:: EXERCISE ::
Each line of the material must be repeated precisely, with the pictures left out.

>> Start SUPPLIED MATERIAL

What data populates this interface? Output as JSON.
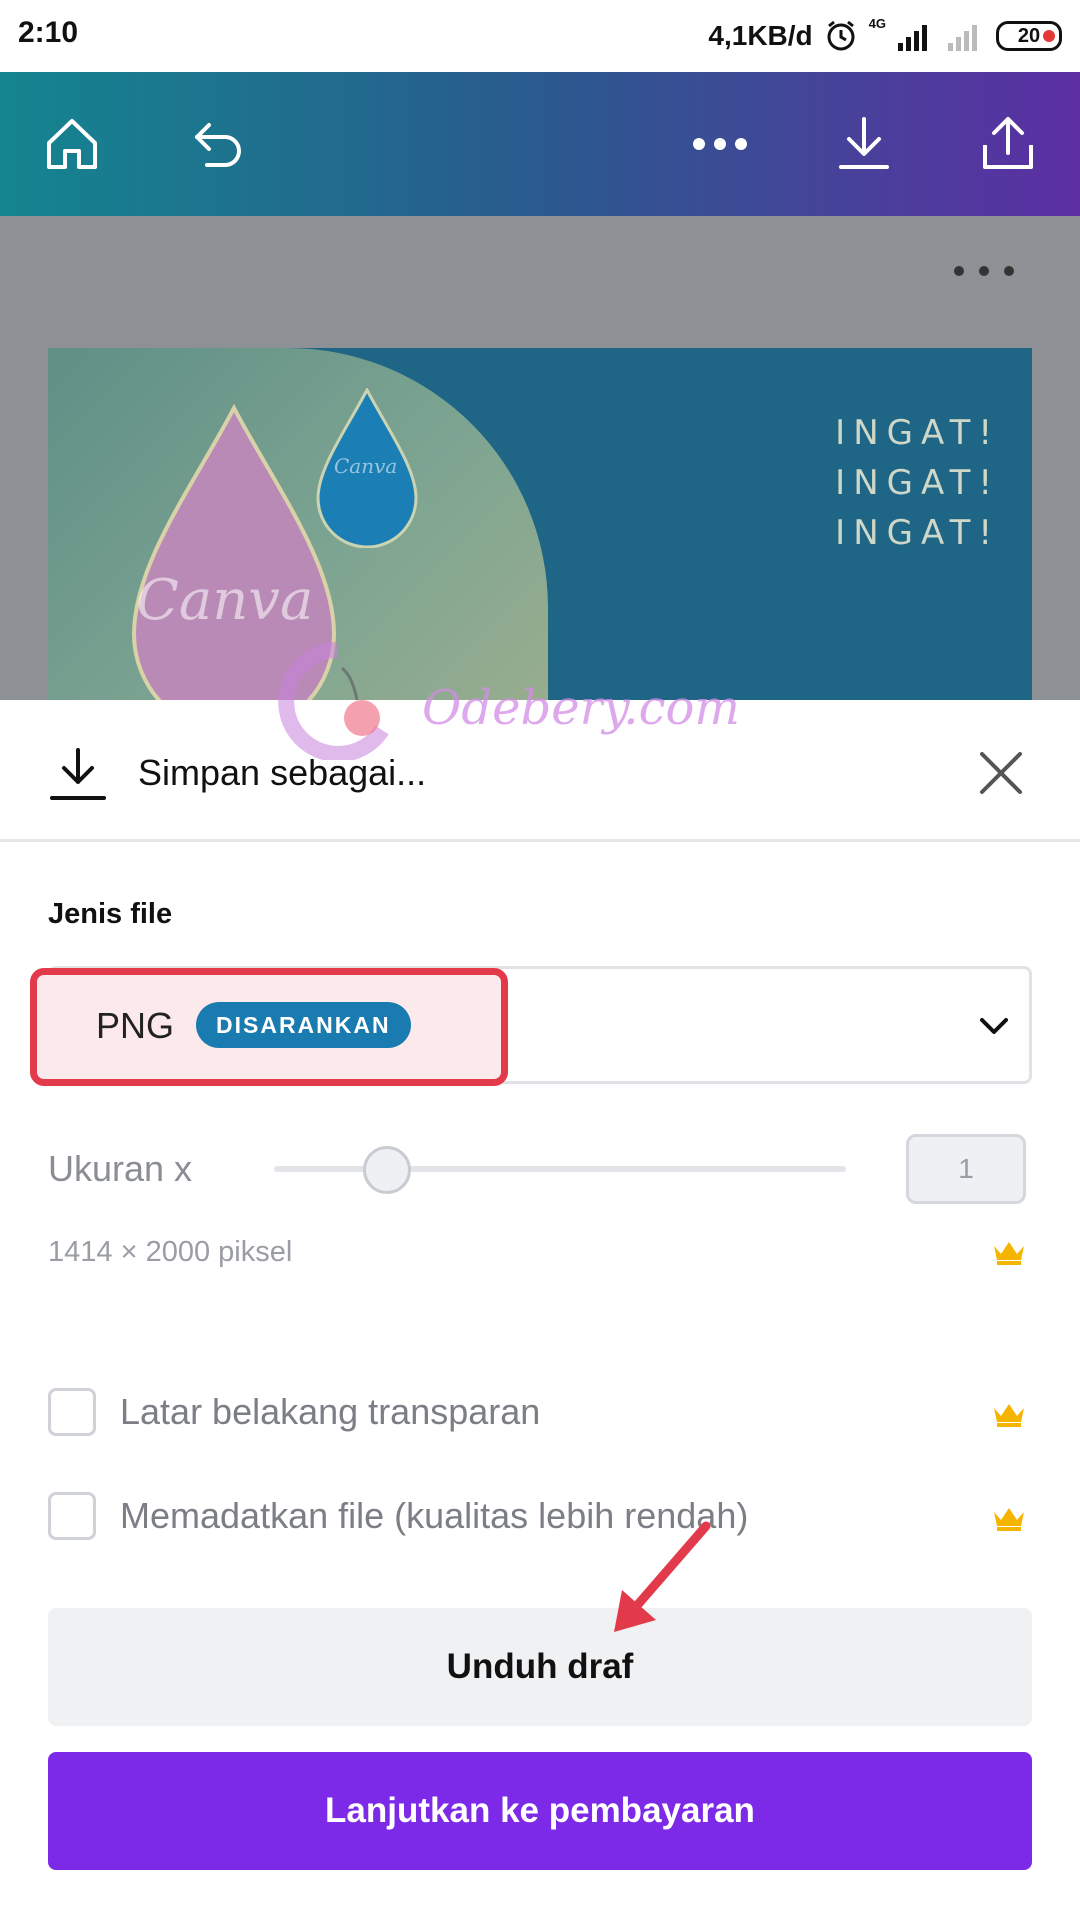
{
  "status_bar": {
    "time": "2:10",
    "net_speed": "4,1KB/d",
    "network": "4G",
    "battery": "20"
  },
  "toolbar": {
    "icons": [
      "home-icon",
      "undo-icon",
      "more-icon",
      "download-icon",
      "share-icon"
    ]
  },
  "design": {
    "headline_lines": [
      "INGAT!",
      "INGAT!",
      "INGAT!"
    ],
    "watermark_small": "Canva",
    "watermark_large": "Canva"
  },
  "overlay_watermark": "Odebery.com",
  "sheet": {
    "title": "Simpan sebagai...",
    "file_type_label": "Jenis file",
    "file_type_value": "PNG",
    "file_type_badge": "DISARANKAN",
    "size_label": "Ukuran x",
    "size_value": "1",
    "size_slider_fraction": 0.16,
    "pixels_text": "1414 × 2000 piksel",
    "option_transparent": "Latar belakang transparan",
    "option_compress": "Memadatkan file (kualitas lebih rendah)",
    "btn_draft": "Unduh draf",
    "btn_pay": "Lanjutkan ke pembayaran"
  },
  "colors": {
    "accent": "#7d2ae8",
    "badge": "#1a7bb0",
    "highlight": "#e23a4a",
    "crown": "#f4b400"
  }
}
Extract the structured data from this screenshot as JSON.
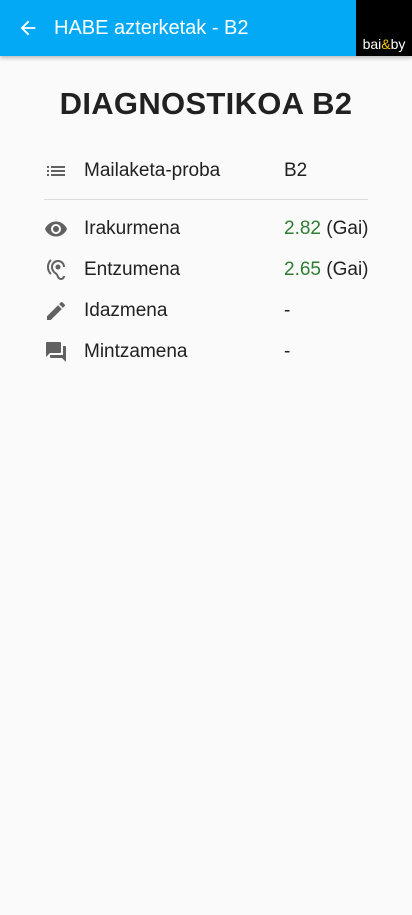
{
  "appbar": {
    "title": "HABE azterketak - B2",
    "back_icon": "arrow-back-icon",
    "logo": {
      "left": "bai",
      "amp": "&",
      "right": "by",
      "amp_color": "#f5c400"
    },
    "background": "#03a9f4"
  },
  "page": {
    "title": "DIAGNOSTIKOA B2"
  },
  "summary": {
    "icon": "list-icon",
    "label": "Mailaketa-proba",
    "value": "B2"
  },
  "skills": [
    {
      "icon": "eye-icon",
      "label": "Irakurmena",
      "score": "2.82",
      "result": "(Gai)"
    },
    {
      "icon": "hearing-icon",
      "label": "Entzumena",
      "score": "2.65",
      "result": "(Gai)"
    },
    {
      "icon": "pencil-icon",
      "label": "Idazmena",
      "value": "-"
    },
    {
      "icon": "chat-icon",
      "label": "Mintzamena",
      "value": "-"
    }
  ],
  "colors": {
    "score": "#2e7d32",
    "icon": "#616161"
  }
}
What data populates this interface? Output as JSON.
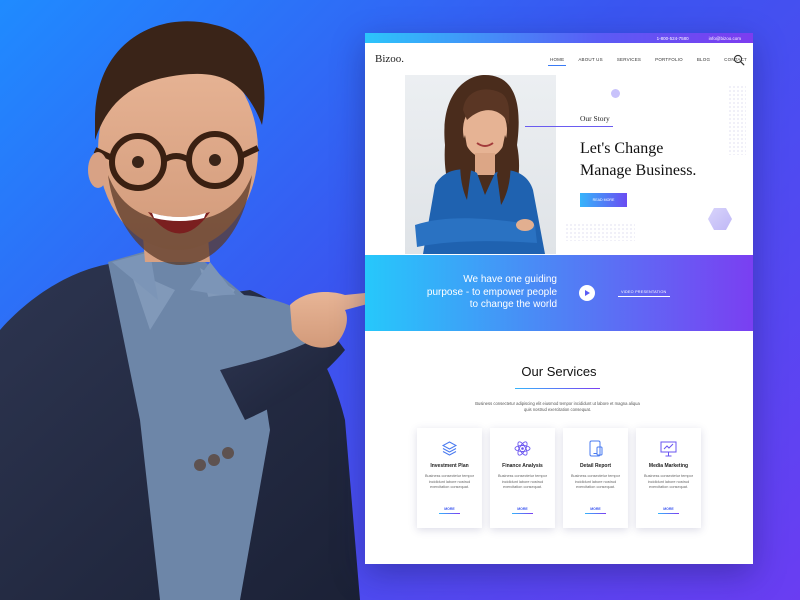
{
  "colors": {
    "background_start": "#1f8bff",
    "background_end": "#6a3df2",
    "accent_cyan": "#26c8fb",
    "accent_purple": "#7a3ff2",
    "text_dark": "#111111"
  },
  "topbar": {
    "phone": "1-800-524-7580",
    "email": "info@bizoo.com"
  },
  "nav": {
    "logo": "Bizoo.",
    "items": [
      {
        "label": "HOME",
        "active": true
      },
      {
        "label": "ABOUT US",
        "active": false
      },
      {
        "label": "SERVICES",
        "active": false
      },
      {
        "label": "PORTFOLIO",
        "active": false
      },
      {
        "label": "BLOG",
        "active": false
      },
      {
        "label": "CONTACT",
        "active": false
      }
    ],
    "search_icon": "search-icon"
  },
  "hero": {
    "kicker": "Our Story",
    "title_line1": "Let's Change",
    "title_line2": "Manage Business.",
    "button": "READ MORE"
  },
  "band": {
    "line1": "We have one guiding",
    "line2": "purpose - to empower people",
    "line3": "to change the world",
    "video_label": "VIDEO PRESENTATION",
    "play_icon": "play-icon"
  },
  "services": {
    "title": "Our Services",
    "description": "Business consectetur adipiscing elit eiusmod tempor incididunt ut labore et magna aliqua quis nostrud exercitation consequat.",
    "cards": [
      {
        "icon": "layers-icon",
        "title": "Investment Plan",
        "text": "Business consectetur tempor incididunt labore nostrud exercitation consequat.",
        "more": "MORE"
      },
      {
        "icon": "atom-icon",
        "title": "Finance Analysis",
        "text": "Business consectetur tempor incididunt labore nostrud exercitation consequat.",
        "more": "MORE"
      },
      {
        "icon": "devices-icon",
        "title": "Detail Report",
        "text": "Business consectetur tempor incididunt labore nostrud exercitation consequat.",
        "more": "MORE"
      },
      {
        "icon": "presentation-icon",
        "title": "Media Marketing",
        "text": "Business consectetur tempor incididunt labore nostrud exercitation consequat.",
        "more": "MORE"
      }
    ]
  }
}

>> End SUPPLIED MATERIAL

:: EXERCISE RESPONSE ::
What data populates this interface? Output as JSON.
{
  "status_bar": {
    "time": "2:10",
    "net_speed": "4,1KB/d",
    "network": "4G",
    "battery": "20"
  },
  "toolbar": {
    "icons": [
      "home-icon",
      "undo-icon",
      "more-icon",
      "download-icon",
      "share-icon"
    ]
  },
  "design": {
    "headline_lines": [
      "INGAT!",
      "INGAT!",
      "INGAT!"
    ],
    "watermark_small": "Canva",
    "watermark_large": "Canva"
  },
  "overlay_watermark": "Odebery.com",
  "sheet": {
    "title": "Simpan sebagai...",
    "file_type_label": "Jenis file",
    "file_type_value": "PNG",
    "file_type_badge": "DISARANKAN",
    "size_label": "Ukuran x",
    "size_value": "1",
    "size_slider_fraction": 0.16,
    "pixels_text": "1414 × 2000 piksel",
    "option_transparent": "Latar belakang transparan",
    "option_compress": "Memadatkan file (kualitas lebih rendah)",
    "btn_draft": "Unduh draf",
    "btn_pay": "Lanjutkan ke pembayaran"
  },
  "colors": {
    "accent": "#7d2ae8",
    "badge": "#1a7bb0",
    "highlight": "#e23a4a",
    "crown": "#f4b400"
  }
}
Extract the structured data from this screenshot as JSON.
{
  "appbar": {
    "title": "HABE azterketak - B2",
    "back_icon": "arrow-back-icon",
    "logo": {
      "left": "bai",
      "amp": "&",
      "right": "by",
      "amp_color": "#f5c400"
    },
    "background": "#03a9f4"
  },
  "page": {
    "title": "DIAGNOSTIKOA B2"
  },
  "summary": {
    "icon": "list-icon",
    "label": "Mailaketa-proba",
    "value": "B2"
  },
  "skills": [
    {
      "icon": "eye-icon",
      "label": "Irakurmena",
      "score": "2.82",
      "result": "(Gai)"
    },
    {
      "icon": "hearing-icon",
      "label": "Entzumena",
      "score": "2.65",
      "result": "(Gai)"
    },
    {
      "icon": "pencil-icon",
      "label": "Idazmena",
      "value": "-"
    },
    {
      "icon": "chat-icon",
      "label": "Mintzamena",
      "value": "-"
    }
  ],
  "colors": {
    "score": "#2e7d32",
    "icon": "#616161"
  }
}
What data populates this interface? Output as JSON.
{
  "colors": {
    "background_start": "#1f8bff",
    "background_end": "#6a3df2",
    "accent_cyan": "#26c8fb",
    "accent_purple": "#7a3ff2",
    "text_dark": "#111111"
  },
  "topbar": {
    "phone": "1-800-524-7580",
    "email": "info@bizoo.com"
  },
  "nav": {
    "logo": "Bizoo.",
    "items": [
      {
        "label": "HOME",
        "active": true
      },
      {
        "label": "ABOUT US",
        "active": false
      },
      {
        "label": "SERVICES",
        "active": false
      },
      {
        "label": "PORTFOLIO",
        "active": false
      },
      {
        "label": "BLOG",
        "active": false
      },
      {
        "label": "CONTACT",
        "active": false
      }
    ],
    "search_icon": "search-icon"
  },
  "hero": {
    "kicker": "Our Story",
    "title_line1": "Let's Change",
    "title_line2": "Manage Business.",
    "button": "READ MORE"
  },
  "band": {
    "line1": "We have one guiding",
    "line2": "purpose - to empower people",
    "line3": "to change the world",
    "video_label": "VIDEO PRESENTATION",
    "play_icon": "play-icon"
  },
  "services": {
    "title": "Our Services",
    "description": "Business consectetur adipiscing elit eiusmod tempor incididunt ut labore et magna aliqua quis nostrud exercitation consequat.",
    "cards": [
      {
        "icon": "layers-icon",
        "title": "Investment Plan",
        "text": "Business consectetur tempor incididunt labore nostrud exercitation consequat.",
        "more": "MORE"
      },
      {
        "icon": "atom-icon",
        "title": "Finance Analysis",
        "text": "Business consectetur tempor incididunt labore nostrud exercitation consequat.",
        "more": "MORE"
      },
      {
        "icon": "devices-icon",
        "title": "Detail Report",
        "text": "Business consectetur tempor incididunt labore nostrud exercitation consequat.",
        "more": "MORE"
      },
      {
        "icon": "presentation-icon",
        "title": "Media Marketing",
        "text": "Business consectetur tempor incididunt labore nostrud exercitation consequat.",
        "more": "MORE"
      }
    ]
  }
}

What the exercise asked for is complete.